* EXCERPTED DATA
--- START ---

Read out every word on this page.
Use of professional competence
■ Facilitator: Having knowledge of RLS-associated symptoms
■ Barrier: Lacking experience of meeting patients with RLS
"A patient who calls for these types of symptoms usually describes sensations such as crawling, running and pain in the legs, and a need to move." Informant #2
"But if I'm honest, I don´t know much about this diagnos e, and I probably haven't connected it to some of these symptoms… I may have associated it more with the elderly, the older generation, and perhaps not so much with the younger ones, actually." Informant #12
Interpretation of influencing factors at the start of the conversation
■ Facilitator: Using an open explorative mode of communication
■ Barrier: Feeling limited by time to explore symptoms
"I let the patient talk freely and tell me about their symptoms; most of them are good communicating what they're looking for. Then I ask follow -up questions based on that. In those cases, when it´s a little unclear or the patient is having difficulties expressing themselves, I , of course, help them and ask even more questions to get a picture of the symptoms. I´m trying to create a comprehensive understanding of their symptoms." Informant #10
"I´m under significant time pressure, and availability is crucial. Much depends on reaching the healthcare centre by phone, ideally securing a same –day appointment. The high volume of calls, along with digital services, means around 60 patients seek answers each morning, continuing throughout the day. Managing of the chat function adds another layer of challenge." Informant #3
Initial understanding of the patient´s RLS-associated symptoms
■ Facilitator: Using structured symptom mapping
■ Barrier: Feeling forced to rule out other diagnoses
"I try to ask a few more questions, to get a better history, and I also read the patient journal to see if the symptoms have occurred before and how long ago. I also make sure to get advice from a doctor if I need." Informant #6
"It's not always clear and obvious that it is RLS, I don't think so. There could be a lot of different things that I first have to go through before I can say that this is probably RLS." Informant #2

--- END ---

Check each line of the listing above. Copy it if it holds the string "with".

* SOLUTION FOR THIS TASK
■ Barrier: Lacking experience of meeting patients with RLS
"But if I'm honest, I don´t know much about this diagnos e, and I probably haven't connected it to some of these symptoms… I may have associated it more with the elderly, the older generation, and perhaps not so much with the younger ones, actually." Informant #12
"I´m under significant time pressure, and availability is crucial. Much depends on reaching the healthcare centre by phone, ideally securing a same –day appointment. The high volume of calls, along with digital services, means around 60 patients seek answers each morning, continuing throughout the day. Managing of the chat function adds another layer of challenge." Informant #3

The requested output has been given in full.